▶ [Instructions for the task] Write out the listing below exactly, and omit any images you find in it.

***** Source data

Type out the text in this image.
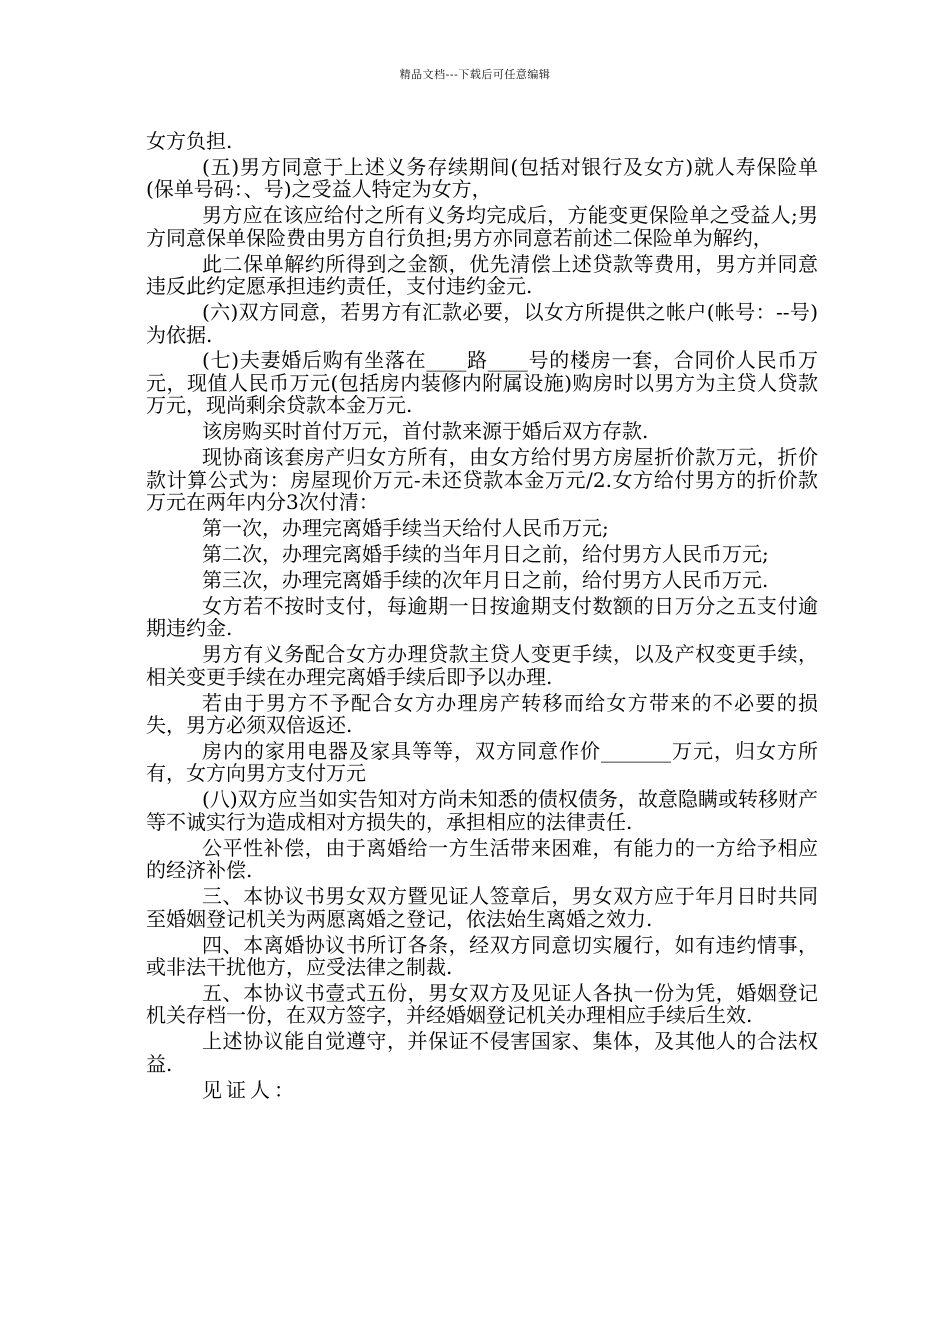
精品文档---下载后可任意编辑

女方负担.

(五)男方同意于上述义务存续期间(包括对银行及女方)就人寿保险单(保单号码：、号)之受益人特定为女方，

男方应在该应给付之所有义务均完成后，方能变更保险单之受益人;男方同意保单保险费由男方自行负担;男方亦同意若前述二保险单为解约，

此二保单解约所得到之金额，优先清偿上述贷款等费用，男方并同意违反此约定愿承担违约责任，支付违约金元.

(六)双方同意，若男方有汇款必要，以女方所提供之帐户(帐号：--号)为依据.

(七)夫妻婚后购有坐落在____路____号的楼房一套，合同价人民币万元，现值人民币万元(包括房内装修内附属设施)购房时以男方为主贷人贷款万元，现尚剩余贷款本金万元.

该房购买时首付万元，首付款来源于婚后双方存款.

现协商该套房产归女方所有，由女方给付男方房屋折价款万元，折价款计算公式为：房屋现价万元-未还贷款本金万元/2.女方给付男方的折价款万元在两年内分3次付清：

第一次，办理完离婚手续当天给付人民币万元;

第二次，办理完离婚手续的当年月日之前，给付男方人民币万元;

第三次，办理完离婚手续的次年月日之前，给付男方人民币万元.

女方若不按时支付，每逾期一日按逾期支付数额的日万分之五支付逾期违约金.

男方有义务配合女方办理贷款主贷人变更手续，以及产权变更手续，相关变更手续在办理完离婚手续后即予以办理.

若由于男方不予配合女方办理房产转移而给女方带来的不必要的损失，男方必须双倍返还.

房内的家用电器及家具等等，双方同意作价_______万元，归女方所有，女方向男方支付万元

(八)双方应当如实告知对方尚未知悉的债权债务，故意隐瞒或转移财产等不诚实行为造成相对方损失的，承担相应的法律责任.

公平性补偿，由于离婚给一方生活带来困难，有能力的一方给予相应的经济补偿.

三、本协议书男女双方暨见证人签章后，男女双方应于年月日时共同至婚姻登记机关为两愿离婚之登记，依法始生离婚之效力.

四、本离婚协议书所订各条，经双方同意切实履行，如有违约情事，或非法干扰他方，应受法律之制裁.

五、本协议书壹式五份，男女双方及见证人各执一份为凭，婚姻登记机关存档一份，在双方签字，并经婚姻登记机关办理相应手续后生效.

上述协议能自觉遵守，并保证不侵害国家、集体，及其他人的合法权益.

见证人：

**********

▶ [Exercise answer]
Type out the text in this image.
精品文档---下载后可任意编辑

女方负担.

(五)男方同意于上述义务存续期间(包括对银行及女方)就人寿保险单(保单号码：、号)之受益人特定为女方，

男方应在该应给付之所有义务均完成后，方能变更保险单之受益人;男方同意保单保险费由男方自行负担;男方亦同意若前述二保险单为解约，

此二保单解约所得到之金额，优先清偿上述贷款等费用，男方并同意违反此约定愿承担违约责任，支付违约金元.

(六)双方同意，若男方有汇款必要，以女方所提供之帐户(帐号：--号)为依据.

(七)夫妻婚后购有坐落在____路____号的楼房一套，合同价人民币万元，现值人民币万元(包括房内装修内附属设施)购房时以男方为主贷人贷款万元，现尚剩余贷款本金万元.

该房购买时首付万元，首付款来源于婚后双方存款.

现协商该套房产归女方所有，由女方给付男方房屋折价款万元，折价款计算公式为：房屋现价万元-未还贷款本金万元/2.女方给付男方的折价款万元在两年内分3次付清：

第一次，办理完离婚手续当天给付人民币万元;

第二次，办理完离婚手续的当年月日之前，给付男方人民币万元;

第三次，办理完离婚手续的次年月日之前，给付男方人民币万元.

女方若不按时支付，每逾期一日按逾期支付数额的日万分之五支付逾期违约金.

男方有义务配合女方办理贷款主贷人变更手续，以及产权变更手续，相关变更手续在办理完离婚手续后即予以办理.

若由于男方不予配合女方办理房产转移而给女方带来的不必要的损失，男方必须双倍返还.

房内的家用电器及家具等等，双方同意作价_______万元，归女方所有，女方向男方支付万元

(八)双方应当如实告知对方尚未知悉的债权债务，故意隐瞒或转移财产等不诚实行为造成相对方损失的，承担相应的法律责任.

公平性补偿，由于离婚给一方生活带来困难，有能力的一方给予相应的经济补偿.

三、本协议书男女双方暨见证人签章后，男女双方应于年月日时共同至婚姻登记机关为两愿离婚之登记，依法始生离婚之效力.

四、本离婚协议书所订各条，经双方同意切实履行，如有违约情事，或非法干扰他方，应受法律之制裁.

五、本协议书壹式五份，男女双方及见证人各执一份为凭，婚姻登记机关存档一份，在双方签字，并经婚姻登记机关办理相应手续后生效.

上述协议能自觉遵守，并保证不侵害国家、集体，及其他人的合法权益.

见证人：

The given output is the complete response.